(Data extracted from a collection)

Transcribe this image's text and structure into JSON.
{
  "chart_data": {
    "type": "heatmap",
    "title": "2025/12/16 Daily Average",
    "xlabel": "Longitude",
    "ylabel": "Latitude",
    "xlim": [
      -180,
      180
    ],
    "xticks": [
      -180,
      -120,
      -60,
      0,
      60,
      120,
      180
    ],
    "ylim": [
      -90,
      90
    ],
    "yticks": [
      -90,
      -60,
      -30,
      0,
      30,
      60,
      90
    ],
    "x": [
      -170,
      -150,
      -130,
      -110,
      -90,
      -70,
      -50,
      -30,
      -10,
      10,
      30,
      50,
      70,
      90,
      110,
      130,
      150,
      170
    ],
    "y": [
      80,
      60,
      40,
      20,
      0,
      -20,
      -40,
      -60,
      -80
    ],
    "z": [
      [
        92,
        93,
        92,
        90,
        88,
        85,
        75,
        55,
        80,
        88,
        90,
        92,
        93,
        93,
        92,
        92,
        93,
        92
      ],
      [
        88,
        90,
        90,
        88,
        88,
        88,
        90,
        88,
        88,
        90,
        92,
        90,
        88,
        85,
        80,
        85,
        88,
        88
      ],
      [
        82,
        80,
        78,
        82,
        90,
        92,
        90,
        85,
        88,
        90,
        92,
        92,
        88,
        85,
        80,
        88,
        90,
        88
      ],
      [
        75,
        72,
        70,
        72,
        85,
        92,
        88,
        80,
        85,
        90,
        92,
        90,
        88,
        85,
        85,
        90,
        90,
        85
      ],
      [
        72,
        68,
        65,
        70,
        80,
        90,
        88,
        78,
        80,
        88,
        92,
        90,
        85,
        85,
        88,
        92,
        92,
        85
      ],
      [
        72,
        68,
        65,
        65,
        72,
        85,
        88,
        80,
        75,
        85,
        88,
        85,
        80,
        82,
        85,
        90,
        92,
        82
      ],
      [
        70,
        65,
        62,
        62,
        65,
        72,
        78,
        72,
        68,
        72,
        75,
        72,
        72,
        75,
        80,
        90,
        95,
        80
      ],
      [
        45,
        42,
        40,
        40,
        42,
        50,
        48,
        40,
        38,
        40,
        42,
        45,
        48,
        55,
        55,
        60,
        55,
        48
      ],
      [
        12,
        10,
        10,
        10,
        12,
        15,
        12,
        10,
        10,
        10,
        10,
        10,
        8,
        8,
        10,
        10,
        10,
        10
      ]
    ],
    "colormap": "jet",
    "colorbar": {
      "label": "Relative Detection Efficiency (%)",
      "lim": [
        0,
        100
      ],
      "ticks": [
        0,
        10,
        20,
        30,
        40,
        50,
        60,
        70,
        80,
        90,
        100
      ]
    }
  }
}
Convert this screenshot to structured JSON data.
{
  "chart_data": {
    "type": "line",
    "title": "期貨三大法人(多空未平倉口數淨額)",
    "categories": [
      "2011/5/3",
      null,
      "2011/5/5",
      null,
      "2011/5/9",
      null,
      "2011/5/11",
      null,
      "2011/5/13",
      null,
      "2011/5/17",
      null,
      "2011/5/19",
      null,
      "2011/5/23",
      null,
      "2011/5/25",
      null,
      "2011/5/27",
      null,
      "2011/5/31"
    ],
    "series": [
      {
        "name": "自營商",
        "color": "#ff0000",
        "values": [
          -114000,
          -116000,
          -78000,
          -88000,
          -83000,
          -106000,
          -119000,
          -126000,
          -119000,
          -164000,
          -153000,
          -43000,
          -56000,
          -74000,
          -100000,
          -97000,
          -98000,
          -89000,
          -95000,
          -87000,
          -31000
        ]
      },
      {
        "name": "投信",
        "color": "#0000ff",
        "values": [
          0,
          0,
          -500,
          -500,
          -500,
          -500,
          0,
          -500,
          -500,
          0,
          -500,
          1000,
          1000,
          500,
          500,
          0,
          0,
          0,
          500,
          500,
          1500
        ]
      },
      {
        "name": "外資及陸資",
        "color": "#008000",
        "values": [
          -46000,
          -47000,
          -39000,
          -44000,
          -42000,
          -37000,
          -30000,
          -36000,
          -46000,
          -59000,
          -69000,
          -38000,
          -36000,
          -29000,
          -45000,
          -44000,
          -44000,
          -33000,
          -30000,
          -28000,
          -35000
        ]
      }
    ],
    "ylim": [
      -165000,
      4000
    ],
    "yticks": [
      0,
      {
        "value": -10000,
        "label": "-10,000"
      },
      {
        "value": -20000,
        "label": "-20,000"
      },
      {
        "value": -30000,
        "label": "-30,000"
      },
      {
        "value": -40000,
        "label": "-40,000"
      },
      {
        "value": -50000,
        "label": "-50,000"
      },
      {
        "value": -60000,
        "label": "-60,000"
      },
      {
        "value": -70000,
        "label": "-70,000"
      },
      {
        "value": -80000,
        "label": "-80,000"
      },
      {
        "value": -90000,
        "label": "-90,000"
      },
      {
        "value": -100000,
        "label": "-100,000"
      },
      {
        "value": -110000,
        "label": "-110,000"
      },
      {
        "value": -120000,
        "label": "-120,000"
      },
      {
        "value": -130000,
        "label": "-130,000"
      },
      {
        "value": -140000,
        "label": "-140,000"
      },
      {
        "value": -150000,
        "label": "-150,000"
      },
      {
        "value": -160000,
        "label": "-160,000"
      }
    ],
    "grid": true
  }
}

_WRITTEN PROBLEM_
Everything in the listing above should be restated exactly.

_OUTPUT OF THE EXERCISE_
Transcribe this image's text and structure into JSON.
{
  "chart_data": {
    "type": "heatmap",
    "title": "2025/12/16 Daily Average",
    "xlabel": "Longitude",
    "ylabel": "Latitude",
    "xlim": [
      -180,
      180
    ],
    "xticks": [
      -180,
      -120,
      -60,
      0,
      60,
      120,
      180
    ],
    "ylim": [
      -90,
      90
    ],
    "yticks": [
      -90,
      -60,
      -30,
      0,
      30,
      60,
      90
    ],
    "x": [
      -170,
      -150,
      -130,
      -110,
      -90,
      -70,
      -50,
      -30,
      -10,
      10,
      30,
      50,
      70,
      90,
      110,
      130,
      150,
      170
    ],
    "y": [
      80,
      60,
      40,
      20,
      0,
      -20,
      -40,
      -60,
      -80
    ],
    "z": [
      [
        92,
        93,
        92,
        90,
        88,
        85,
        75,
        55,
        80,
        88,
        90,
        92,
        93,
        93,
        92,
        92,
        93,
        92
      ],
      [
        88,
        90,
        90,
        88,
        88,
        88,
        90,
        88,
        88,
        90,
        92,
        90,
        88,
        85,
        80,
        85,
        88,
        88
      ],
      [
        82,
        80,
        78,
        82,
        90,
        92,
        90,
        85,
        88,
        90,
        92,
        92,
        88,
        85,
        80,
        88,
        90,
        88
      ],
      [
        75,
        72,
        70,
        72,
        85,
        92,
        88,
        80,
        85,
        90,
        92,
        90,
        88,
        85,
        85,
        90,
        90,
        85
      ],
      [
        72,
        68,
        65,
        70,
        80,
        90,
        88,
        78,
        80,
        88,
        92,
        90,
        85,
        85,
        88,
        92,
        92,
        85
      ],
      [
        72,
        68,
        65,
        65,
        72,
        85,
        88,
        80,
        75,
        85,
        88,
        85,
        80,
        82,
        85,
        90,
        92,
        82
      ],
      [
        70,
        65,
        62,
        62,
        65,
        72,
        78,
        72,
        68,
        72,
        75,
        72,
        72,
        75,
        80,
        90,
        95,
        80
      ],
      [
        45,
        42,
        40,
        40,
        42,
        50,
        48,
        40,
        38,
        40,
        42,
        45,
        48,
        55,
        55,
        60,
        55,
        48
      ],
      [
        12,
        10,
        10,
        10,
        12,
        15,
        12,
        10,
        10,
        10,
        10,
        10,
        8,
        8,
        10,
        10,
        10,
        10
      ]
    ],
    "colormap": "jet",
    "colorbar": {
      "label": "Relative Detection Efficiency (%)",
      "lim": [
        0,
        100
      ],
      "ticks": [
        0,
        10,
        20,
        30,
        40,
        50,
        60,
        70,
        80,
        90,
        100
      ]
    }
  }
}
Convert this screenshot to structured JSON data.
{
  "chart_data": {
    "type": "line",
    "title": "期貨三大法人(多空未平倉口數淨額)",
    "categories": [
      "2011/5/3",
      null,
      "2011/5/5",
      null,
      "2011/5/9",
      null,
      "2011/5/11",
      null,
      "2011/5/13",
      null,
      "2011/5/17",
      null,
      "2011/5/19",
      null,
      "2011/5/23",
      null,
      "2011/5/25",
      null,
      "2011/5/27",
      null,
      "2011/5/31"
    ],
    "series": [
      {
        "name": "自營商",
        "color": "#ff0000",
        "values": [
          -114000,
          -116000,
          -78000,
          -88000,
          -83000,
          -106000,
          -119000,
          -126000,
          -119000,
          -164000,
          -153000,
          -43000,
          -56000,
          -74000,
          -100000,
          -97000,
          -98000,
          -89000,
          -95000,
          -87000,
          -31000
        ]
      },
      {
        "name": "投信",
        "color": "#0000ff",
        "values": [
          0,
          0,
          -500,
          -500,
          -500,
          -500,
          0,
          -500,
          -500,
          0,
          -500,
          1000,
          1000,
          500,
          500,
          0,
          0,
          0,
          500,
          500,
          1500
        ]
      },
      {
        "name": "外資及陸資",
        "color": "#008000",
        "values": [
          -46000,
          -47000,
          -39000,
          -44000,
          -42000,
          -37000,
          -30000,
          -36000,
          -46000,
          -59000,
          -69000,
          -38000,
          -36000,
          -29000,
          -45000,
          -44000,
          -44000,
          -33000,
          -30000,
          -28000,
          -35000
        ]
      }
    ],
    "ylim": [
      -165000,
      4000
    ],
    "yticks": [
      0,
      {
        "value": -10000,
        "label": "-10,000"
      },
      {
        "value": -20000,
        "label": "-20,000"
      },
      {
        "value": -30000,
        "label": "-30,000"
      },
      {
        "value": -40000,
        "label": "-40,000"
      },
      {
        "value": -50000,
        "label": "-50,000"
      },
      {
        "value": -60000,
        "label": "-60,000"
      },
      {
        "value": -70000,
        "label": "-70,000"
      },
      {
        "value": -80000,
        "label": "-80,000"
      },
      {
        "value": -90000,
        "label": "-90,000"
      },
      {
        "value": -100000,
        "label": "-100,000"
      },
      {
        "value": -110000,
        "label": "-110,000"
      },
      {
        "value": -120000,
        "label": "-120,000"
      },
      {
        "value": -130000,
        "label": "-130,000"
      },
      {
        "value": -140000,
        "label": "-140,000"
      },
      {
        "value": -150000,
        "label": "-150,000"
      },
      {
        "value": -160000,
        "label": "-160,000"
      }
    ],
    "grid": true
  }
}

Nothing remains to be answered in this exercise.